# SUPPLIED RECORDS:
+ + +

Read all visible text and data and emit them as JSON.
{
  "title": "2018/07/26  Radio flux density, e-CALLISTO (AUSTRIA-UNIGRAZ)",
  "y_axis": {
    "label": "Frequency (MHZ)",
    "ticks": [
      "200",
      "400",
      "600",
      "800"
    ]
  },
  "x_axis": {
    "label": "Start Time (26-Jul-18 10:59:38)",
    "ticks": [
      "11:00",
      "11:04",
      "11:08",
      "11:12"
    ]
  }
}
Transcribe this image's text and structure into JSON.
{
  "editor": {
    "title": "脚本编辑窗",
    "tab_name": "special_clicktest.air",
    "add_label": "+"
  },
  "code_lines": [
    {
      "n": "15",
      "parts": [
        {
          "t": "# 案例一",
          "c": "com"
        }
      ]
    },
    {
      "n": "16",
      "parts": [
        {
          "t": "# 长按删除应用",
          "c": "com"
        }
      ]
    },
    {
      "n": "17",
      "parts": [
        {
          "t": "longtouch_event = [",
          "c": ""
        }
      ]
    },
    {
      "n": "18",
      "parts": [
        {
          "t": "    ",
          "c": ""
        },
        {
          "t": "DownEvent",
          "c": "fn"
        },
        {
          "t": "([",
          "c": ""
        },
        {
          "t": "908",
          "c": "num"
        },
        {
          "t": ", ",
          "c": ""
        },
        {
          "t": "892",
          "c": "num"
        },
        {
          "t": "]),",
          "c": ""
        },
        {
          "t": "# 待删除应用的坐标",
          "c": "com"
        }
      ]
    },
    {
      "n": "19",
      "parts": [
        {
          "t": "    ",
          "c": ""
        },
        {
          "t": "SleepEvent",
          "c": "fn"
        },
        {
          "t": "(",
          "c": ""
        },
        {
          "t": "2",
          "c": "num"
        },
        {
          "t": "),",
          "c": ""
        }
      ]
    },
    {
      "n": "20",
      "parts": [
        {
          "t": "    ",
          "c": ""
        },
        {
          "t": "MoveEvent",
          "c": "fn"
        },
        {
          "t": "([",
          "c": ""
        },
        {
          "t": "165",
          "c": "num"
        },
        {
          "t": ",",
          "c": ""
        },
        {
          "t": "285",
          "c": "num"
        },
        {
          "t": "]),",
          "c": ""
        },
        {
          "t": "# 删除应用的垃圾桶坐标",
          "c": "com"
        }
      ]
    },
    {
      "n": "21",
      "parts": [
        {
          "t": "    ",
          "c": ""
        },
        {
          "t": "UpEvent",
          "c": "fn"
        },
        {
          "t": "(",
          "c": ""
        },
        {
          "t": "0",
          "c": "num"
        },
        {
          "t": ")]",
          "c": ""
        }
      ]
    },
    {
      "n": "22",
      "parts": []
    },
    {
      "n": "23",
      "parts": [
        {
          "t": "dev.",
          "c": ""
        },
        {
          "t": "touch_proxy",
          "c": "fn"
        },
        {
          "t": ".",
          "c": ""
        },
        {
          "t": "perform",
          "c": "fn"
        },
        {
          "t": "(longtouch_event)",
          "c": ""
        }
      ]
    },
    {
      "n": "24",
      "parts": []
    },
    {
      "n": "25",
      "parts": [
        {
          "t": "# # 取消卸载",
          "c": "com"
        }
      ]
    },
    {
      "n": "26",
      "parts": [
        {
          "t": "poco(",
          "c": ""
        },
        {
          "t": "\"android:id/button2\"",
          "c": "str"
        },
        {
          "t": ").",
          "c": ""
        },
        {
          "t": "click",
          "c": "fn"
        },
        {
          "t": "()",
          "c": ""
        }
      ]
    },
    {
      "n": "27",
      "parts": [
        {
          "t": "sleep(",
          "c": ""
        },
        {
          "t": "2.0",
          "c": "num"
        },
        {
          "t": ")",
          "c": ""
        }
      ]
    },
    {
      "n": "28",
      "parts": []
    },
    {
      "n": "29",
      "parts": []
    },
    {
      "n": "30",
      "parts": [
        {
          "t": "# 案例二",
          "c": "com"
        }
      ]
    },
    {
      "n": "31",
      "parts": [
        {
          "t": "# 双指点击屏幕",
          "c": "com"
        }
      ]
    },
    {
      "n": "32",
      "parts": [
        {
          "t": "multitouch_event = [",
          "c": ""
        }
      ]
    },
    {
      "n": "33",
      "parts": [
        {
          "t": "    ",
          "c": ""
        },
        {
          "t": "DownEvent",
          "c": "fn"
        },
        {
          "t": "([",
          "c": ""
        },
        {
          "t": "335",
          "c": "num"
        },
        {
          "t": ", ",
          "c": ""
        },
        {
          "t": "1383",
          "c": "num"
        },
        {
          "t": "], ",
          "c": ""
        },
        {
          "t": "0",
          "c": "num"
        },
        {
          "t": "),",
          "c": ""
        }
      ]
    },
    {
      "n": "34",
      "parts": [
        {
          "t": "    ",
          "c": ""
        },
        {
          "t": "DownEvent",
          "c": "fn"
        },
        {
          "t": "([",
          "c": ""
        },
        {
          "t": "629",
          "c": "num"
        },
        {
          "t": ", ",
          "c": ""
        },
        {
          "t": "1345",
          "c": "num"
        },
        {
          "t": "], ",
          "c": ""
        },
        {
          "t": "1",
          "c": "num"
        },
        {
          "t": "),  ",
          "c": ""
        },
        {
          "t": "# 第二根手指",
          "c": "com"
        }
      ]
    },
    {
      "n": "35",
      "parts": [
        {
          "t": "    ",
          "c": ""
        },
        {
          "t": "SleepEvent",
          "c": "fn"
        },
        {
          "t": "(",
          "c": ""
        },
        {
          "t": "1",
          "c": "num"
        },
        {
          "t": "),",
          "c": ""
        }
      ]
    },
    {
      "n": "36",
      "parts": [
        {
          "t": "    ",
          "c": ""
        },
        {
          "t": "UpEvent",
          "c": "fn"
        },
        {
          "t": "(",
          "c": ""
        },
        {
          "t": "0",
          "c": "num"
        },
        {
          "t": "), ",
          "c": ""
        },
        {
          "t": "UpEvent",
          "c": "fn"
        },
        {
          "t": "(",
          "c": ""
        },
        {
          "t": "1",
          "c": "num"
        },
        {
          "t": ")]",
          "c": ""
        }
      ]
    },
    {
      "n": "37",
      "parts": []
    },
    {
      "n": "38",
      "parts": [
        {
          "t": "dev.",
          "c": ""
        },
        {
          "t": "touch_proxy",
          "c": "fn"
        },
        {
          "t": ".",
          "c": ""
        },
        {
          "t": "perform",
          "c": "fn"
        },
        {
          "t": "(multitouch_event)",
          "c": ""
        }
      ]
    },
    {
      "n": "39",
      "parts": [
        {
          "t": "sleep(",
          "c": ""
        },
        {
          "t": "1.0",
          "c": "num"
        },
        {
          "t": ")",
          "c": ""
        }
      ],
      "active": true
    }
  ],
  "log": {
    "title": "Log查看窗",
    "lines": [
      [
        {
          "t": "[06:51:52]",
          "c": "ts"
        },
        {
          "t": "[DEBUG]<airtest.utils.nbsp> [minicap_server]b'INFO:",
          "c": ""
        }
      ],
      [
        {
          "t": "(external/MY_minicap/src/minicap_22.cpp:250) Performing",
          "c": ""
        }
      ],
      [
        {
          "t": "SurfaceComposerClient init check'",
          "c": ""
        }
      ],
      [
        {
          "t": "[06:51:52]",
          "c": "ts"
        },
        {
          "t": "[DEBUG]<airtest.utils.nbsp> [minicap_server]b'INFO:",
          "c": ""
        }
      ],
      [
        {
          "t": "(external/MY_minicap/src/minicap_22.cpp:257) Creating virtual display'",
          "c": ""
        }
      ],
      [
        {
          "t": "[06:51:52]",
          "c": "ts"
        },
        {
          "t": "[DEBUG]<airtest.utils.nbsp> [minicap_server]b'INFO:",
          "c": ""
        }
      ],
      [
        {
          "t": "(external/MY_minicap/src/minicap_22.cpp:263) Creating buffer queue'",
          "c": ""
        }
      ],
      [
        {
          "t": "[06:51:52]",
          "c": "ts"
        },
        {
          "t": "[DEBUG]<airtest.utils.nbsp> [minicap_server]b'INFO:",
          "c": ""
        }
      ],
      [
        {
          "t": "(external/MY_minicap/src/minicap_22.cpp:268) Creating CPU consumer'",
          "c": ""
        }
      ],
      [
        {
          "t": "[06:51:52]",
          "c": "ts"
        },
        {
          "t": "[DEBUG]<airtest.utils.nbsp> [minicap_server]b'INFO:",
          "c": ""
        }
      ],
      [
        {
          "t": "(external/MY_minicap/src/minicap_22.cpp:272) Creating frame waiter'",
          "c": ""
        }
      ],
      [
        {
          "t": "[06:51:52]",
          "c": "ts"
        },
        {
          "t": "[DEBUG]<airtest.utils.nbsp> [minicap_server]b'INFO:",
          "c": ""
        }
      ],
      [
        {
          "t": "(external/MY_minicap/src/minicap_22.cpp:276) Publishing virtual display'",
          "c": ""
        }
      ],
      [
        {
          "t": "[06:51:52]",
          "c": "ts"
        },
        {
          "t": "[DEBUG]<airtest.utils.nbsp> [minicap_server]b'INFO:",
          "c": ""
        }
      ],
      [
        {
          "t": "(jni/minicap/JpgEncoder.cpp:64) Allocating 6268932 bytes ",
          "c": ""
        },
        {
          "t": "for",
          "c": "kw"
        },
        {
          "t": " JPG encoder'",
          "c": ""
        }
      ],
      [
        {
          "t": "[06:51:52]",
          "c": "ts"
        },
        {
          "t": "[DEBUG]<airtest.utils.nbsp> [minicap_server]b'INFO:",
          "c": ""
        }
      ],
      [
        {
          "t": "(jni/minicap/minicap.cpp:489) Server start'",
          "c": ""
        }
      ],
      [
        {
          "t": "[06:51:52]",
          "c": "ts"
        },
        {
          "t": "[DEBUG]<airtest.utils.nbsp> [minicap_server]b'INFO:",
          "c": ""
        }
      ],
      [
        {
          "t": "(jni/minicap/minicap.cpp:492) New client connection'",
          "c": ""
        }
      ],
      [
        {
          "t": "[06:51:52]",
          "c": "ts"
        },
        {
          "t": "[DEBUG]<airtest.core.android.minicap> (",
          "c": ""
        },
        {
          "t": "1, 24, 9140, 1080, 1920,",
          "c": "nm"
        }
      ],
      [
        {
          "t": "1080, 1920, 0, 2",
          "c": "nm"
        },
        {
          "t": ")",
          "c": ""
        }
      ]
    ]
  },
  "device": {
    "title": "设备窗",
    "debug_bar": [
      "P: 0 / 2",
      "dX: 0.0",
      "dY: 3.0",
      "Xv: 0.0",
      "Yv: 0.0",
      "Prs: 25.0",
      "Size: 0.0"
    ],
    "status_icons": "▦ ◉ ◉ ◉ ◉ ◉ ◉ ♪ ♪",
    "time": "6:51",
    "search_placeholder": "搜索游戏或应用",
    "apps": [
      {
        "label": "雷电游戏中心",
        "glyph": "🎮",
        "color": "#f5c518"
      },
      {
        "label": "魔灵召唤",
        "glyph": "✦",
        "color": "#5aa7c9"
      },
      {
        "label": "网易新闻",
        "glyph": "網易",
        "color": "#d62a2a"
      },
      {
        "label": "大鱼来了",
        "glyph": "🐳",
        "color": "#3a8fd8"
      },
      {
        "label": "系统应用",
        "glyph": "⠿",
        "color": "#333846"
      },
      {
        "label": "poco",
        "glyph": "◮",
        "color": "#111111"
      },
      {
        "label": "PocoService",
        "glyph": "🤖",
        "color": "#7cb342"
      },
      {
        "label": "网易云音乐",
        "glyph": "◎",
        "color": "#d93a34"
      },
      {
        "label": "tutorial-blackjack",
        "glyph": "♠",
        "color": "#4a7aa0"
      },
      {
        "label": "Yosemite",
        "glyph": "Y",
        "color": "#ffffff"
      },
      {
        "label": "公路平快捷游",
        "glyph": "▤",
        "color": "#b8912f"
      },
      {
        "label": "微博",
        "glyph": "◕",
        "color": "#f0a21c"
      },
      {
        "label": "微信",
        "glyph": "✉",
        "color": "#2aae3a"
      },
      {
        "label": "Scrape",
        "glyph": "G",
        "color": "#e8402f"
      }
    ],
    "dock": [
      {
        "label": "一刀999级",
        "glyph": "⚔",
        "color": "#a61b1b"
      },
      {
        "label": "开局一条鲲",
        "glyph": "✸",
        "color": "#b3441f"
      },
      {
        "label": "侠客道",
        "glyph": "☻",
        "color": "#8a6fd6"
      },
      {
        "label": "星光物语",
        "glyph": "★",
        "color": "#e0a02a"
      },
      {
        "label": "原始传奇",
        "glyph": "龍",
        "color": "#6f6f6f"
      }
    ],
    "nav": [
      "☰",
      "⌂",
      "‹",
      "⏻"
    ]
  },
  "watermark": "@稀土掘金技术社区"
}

+ + +

# DIRECTIONS FOR THIS TASK:
Copy every line of the records above that contains "virtual".

# RESULT OF THIS EXERCISE:
          "t": "(external/MY_minicap/src/minicap_22.cpp:257) Creating virtual display'",
          "t": "(external/MY_minicap/src/minicap_22.cpp:276) Publishing virtual display'",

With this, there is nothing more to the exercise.